Reproduce every line of the listing as written, apart from the pictures.
— begin RECORDS FOR THE EXERCISE —
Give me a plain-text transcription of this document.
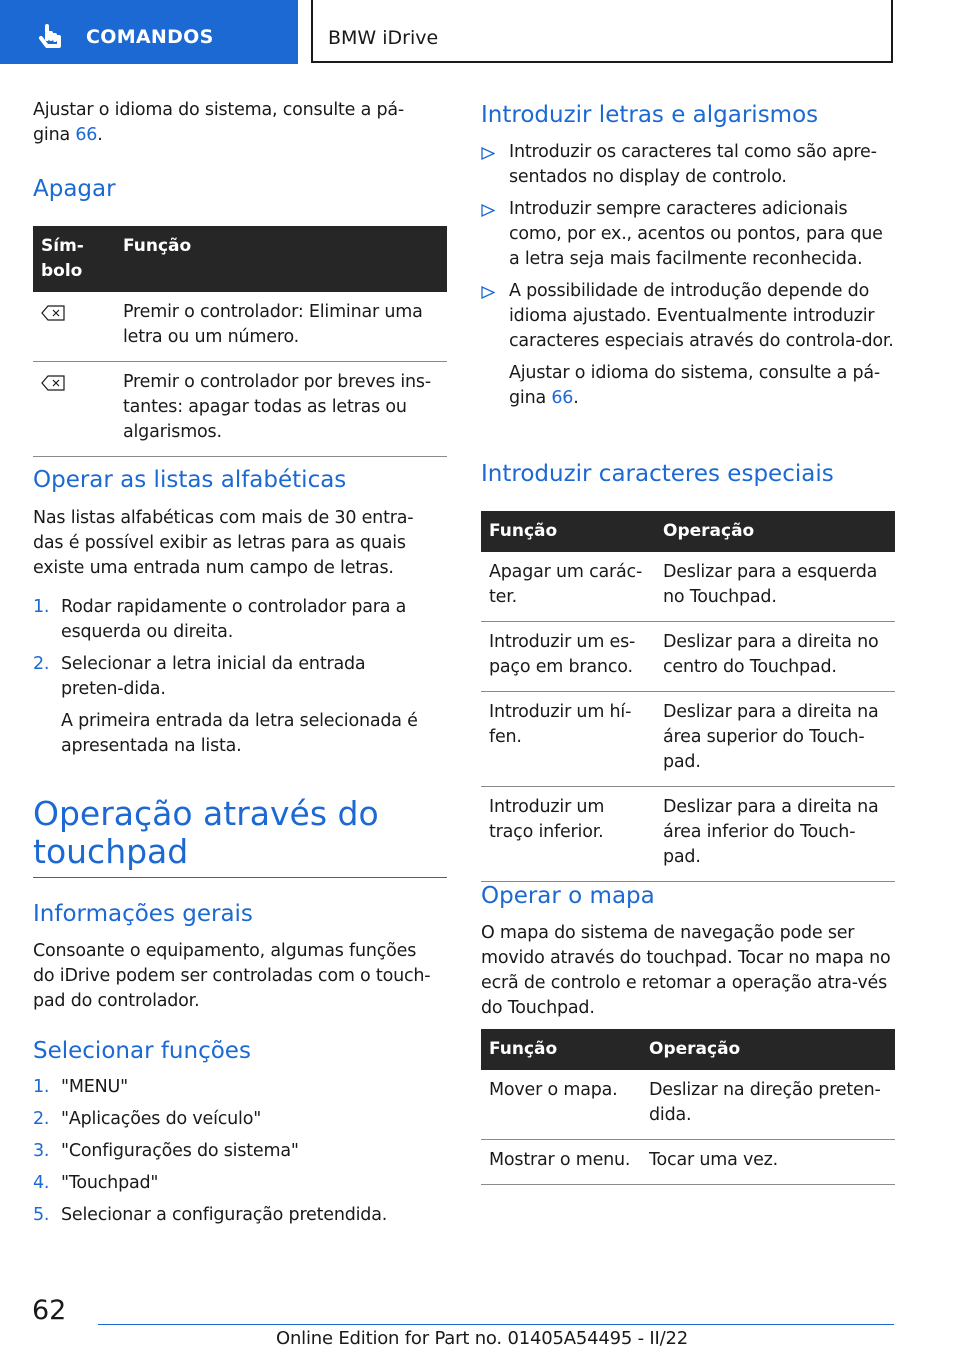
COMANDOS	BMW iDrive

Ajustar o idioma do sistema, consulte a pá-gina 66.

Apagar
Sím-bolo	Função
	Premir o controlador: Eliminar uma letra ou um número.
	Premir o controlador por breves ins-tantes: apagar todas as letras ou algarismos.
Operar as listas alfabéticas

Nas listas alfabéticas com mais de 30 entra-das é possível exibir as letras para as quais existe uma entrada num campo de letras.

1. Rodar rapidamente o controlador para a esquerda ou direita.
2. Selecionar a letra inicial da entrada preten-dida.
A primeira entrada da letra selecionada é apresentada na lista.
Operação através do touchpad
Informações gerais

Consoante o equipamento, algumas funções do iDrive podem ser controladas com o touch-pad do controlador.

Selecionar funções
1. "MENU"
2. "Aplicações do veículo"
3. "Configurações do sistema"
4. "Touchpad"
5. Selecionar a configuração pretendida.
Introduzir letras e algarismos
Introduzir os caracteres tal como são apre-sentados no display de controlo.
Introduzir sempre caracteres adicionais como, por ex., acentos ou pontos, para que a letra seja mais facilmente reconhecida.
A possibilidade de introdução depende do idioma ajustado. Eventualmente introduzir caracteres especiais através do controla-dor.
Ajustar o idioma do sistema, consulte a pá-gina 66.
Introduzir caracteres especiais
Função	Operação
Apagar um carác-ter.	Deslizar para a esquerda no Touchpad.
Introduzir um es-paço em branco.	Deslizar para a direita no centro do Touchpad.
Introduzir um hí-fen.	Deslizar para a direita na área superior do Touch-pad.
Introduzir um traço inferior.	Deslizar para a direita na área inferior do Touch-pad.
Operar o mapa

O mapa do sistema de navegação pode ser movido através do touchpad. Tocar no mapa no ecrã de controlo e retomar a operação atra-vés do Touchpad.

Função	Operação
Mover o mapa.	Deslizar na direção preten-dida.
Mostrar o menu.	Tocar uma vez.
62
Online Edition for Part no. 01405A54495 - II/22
— end RECORDS FOR THE EXERCISE —
## EXERCISE OUTPUT:
Give me a plain-text transcription of this document.
COMANDOS	BMW iDrive

Ajustar o idioma do sistema, consulte a pá-gina 66.

Apagar
Sím-bolo	Função
	Premir o controlador: Eliminar uma letra ou um número.
	Premir o controlador por breves ins-tantes: apagar todas as letras ou algarismos.
Operar as listas alfabéticas

Nas listas alfabéticas com mais de 30 entra-das é possível exibir as letras para as quais existe uma entrada num campo de letras.

1. Rodar rapidamente o controlador para a esquerda ou direita.
2. Selecionar a letra inicial da entrada preten-dida.
A primeira entrada da letra selecionada é apresentada na lista.
Operação através do touchpad
Informações gerais

Consoante o equipamento, algumas funções do iDrive podem ser controladas com o touch-pad do controlador.

Selecionar funções
1. "MENU"
2. "Aplicações do veículo"
3. "Configurações do sistema"
4. "Touchpad"
5. Selecionar a configuração pretendida.
Introduzir letras e algarismos
Introduzir os caracteres tal como são apre-sentados no display de controlo.
Introduzir sempre caracteres adicionais como, por ex., acentos ou pontos, para que a letra seja mais facilmente reconhecida.
A possibilidade de introdução depende do idioma ajustado. Eventualmente introduzir caracteres especiais através do controla-dor.
Ajustar o idioma do sistema, consulte a pá-gina 66.
Introduzir caracteres especiais
Função	Operação
Apagar um carác-ter.	Deslizar para a esquerda no Touchpad.
Introduzir um es-paço em branco.	Deslizar para a direita no centro do Touchpad.
Introduzir um hí-fen.	Deslizar para a direita na área superior do Touch-pad.
Introduzir um traço inferior.	Deslizar para a direita na área inferior do Touch-pad.
Operar o mapa

O mapa do sistema de navegação pode ser movido através do touchpad. Tocar no mapa no ecrã de controlo e retomar a operação atra-vés do Touchpad.

Função	Operação
Mover o mapa.	Deslizar na direção preten-dida.
Mostrar o menu.	Tocar uma vez.
62
Online Edition for Part no. 01405A54495 - II/22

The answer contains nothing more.